— Set problem —
Below are records; state how many of their lines hold the word "following", and give only the figure.

— Material provided —
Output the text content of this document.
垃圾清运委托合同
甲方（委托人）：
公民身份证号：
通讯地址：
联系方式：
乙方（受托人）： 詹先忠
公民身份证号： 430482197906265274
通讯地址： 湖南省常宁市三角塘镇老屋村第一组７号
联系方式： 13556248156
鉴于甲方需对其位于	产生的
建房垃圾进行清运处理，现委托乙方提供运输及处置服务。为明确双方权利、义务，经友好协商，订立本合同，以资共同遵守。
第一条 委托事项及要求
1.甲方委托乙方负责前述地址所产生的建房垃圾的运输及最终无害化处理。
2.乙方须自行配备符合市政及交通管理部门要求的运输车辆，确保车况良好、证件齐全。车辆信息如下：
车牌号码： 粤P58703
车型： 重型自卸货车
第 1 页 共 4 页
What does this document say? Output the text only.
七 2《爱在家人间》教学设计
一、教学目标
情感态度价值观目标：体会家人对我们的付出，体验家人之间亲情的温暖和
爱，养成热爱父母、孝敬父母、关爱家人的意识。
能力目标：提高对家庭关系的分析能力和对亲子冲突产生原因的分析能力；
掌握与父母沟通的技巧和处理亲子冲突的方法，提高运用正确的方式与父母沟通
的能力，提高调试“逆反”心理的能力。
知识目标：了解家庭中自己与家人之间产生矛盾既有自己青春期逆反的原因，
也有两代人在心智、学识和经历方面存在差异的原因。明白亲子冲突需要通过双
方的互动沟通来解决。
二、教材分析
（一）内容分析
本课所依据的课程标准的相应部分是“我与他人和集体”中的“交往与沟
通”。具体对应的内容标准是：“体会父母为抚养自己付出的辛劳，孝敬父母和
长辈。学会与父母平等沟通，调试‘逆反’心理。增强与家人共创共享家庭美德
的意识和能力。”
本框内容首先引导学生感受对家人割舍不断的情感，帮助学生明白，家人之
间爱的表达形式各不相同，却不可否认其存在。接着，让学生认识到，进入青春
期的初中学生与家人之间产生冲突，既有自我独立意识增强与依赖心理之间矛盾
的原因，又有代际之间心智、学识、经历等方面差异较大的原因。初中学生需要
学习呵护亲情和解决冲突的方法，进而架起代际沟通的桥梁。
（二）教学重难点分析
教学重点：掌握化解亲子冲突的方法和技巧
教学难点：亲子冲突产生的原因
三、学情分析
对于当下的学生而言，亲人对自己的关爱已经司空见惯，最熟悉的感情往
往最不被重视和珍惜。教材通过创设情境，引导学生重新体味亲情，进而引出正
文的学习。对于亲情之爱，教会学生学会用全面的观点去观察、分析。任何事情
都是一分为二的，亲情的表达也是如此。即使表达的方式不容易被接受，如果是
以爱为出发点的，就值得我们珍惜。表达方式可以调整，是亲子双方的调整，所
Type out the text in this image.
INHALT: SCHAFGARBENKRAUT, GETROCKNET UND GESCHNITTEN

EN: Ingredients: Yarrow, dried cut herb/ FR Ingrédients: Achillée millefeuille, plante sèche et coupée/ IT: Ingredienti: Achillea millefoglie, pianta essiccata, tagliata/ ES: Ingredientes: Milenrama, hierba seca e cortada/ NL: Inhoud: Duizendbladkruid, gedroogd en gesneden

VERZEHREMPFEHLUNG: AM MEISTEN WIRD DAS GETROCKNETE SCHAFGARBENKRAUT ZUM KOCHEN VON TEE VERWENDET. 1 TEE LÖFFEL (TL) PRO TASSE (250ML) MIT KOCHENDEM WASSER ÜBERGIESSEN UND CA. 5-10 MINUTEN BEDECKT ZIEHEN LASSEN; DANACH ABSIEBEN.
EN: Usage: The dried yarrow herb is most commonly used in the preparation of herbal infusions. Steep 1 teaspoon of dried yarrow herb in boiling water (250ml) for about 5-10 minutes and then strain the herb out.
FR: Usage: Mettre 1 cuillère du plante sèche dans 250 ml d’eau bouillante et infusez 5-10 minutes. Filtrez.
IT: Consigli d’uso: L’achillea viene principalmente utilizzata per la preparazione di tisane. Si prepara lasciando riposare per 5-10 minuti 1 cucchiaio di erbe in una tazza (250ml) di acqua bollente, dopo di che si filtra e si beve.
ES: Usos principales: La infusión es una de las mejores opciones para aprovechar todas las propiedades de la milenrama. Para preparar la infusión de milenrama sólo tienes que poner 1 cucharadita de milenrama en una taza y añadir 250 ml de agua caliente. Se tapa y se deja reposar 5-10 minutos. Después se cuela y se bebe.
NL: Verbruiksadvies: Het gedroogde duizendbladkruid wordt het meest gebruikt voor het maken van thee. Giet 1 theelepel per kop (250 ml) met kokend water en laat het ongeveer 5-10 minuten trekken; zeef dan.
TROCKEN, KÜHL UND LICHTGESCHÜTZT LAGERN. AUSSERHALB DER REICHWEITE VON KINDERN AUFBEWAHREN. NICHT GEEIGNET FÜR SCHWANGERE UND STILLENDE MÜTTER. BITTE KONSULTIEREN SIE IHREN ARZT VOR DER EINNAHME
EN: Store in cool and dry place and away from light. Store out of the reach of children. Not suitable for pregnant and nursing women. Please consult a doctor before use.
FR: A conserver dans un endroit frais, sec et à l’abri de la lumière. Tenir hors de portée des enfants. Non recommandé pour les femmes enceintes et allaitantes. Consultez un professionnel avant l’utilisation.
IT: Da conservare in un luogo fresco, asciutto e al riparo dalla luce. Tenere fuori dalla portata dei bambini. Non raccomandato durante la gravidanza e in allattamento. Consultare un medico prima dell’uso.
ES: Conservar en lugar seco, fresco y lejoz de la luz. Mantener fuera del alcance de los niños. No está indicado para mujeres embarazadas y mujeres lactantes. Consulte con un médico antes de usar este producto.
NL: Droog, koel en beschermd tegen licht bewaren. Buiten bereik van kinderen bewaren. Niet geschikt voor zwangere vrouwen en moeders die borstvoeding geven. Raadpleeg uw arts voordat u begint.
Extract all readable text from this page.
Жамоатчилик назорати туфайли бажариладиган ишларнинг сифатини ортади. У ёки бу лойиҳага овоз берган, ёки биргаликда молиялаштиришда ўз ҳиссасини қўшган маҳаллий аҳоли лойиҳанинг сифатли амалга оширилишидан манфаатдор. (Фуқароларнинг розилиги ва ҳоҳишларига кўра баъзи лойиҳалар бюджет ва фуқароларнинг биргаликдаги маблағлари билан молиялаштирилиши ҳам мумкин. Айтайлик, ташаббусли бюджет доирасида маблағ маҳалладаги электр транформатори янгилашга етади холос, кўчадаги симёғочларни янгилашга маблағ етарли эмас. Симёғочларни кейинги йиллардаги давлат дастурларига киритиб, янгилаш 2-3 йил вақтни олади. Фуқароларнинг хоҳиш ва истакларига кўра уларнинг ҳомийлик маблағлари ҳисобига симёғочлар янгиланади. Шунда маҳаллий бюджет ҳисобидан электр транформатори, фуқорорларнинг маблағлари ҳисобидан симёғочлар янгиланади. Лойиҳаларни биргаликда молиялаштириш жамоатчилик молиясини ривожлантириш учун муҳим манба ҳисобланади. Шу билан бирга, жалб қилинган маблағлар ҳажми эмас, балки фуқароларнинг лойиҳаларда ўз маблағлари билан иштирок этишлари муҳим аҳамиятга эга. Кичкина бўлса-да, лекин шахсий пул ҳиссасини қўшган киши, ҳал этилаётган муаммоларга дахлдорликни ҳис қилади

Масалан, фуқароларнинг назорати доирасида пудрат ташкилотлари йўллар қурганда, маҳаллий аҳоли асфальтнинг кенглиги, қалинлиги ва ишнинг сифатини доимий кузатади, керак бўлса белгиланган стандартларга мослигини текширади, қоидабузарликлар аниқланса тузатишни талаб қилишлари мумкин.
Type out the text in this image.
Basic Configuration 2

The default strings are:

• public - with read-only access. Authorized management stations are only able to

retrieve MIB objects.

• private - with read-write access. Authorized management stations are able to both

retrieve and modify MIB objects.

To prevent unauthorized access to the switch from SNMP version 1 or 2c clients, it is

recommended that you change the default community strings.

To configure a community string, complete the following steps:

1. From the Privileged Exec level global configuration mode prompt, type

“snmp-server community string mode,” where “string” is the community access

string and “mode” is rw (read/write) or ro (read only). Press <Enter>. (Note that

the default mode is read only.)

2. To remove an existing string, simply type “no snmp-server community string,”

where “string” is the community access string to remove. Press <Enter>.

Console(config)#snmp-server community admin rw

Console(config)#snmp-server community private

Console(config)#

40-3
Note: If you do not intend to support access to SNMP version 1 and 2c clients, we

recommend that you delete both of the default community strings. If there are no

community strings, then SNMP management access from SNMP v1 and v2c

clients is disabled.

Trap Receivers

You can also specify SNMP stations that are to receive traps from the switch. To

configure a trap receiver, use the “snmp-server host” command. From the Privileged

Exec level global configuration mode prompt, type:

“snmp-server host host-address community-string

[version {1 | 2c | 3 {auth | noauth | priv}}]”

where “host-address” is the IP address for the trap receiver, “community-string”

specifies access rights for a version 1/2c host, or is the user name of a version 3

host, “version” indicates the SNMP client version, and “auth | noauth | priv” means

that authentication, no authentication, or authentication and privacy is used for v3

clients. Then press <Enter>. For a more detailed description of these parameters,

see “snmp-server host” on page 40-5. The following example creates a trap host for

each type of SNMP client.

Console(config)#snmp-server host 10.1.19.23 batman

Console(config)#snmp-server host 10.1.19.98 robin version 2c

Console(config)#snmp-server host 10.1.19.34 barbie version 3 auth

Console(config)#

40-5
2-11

— Output below —
2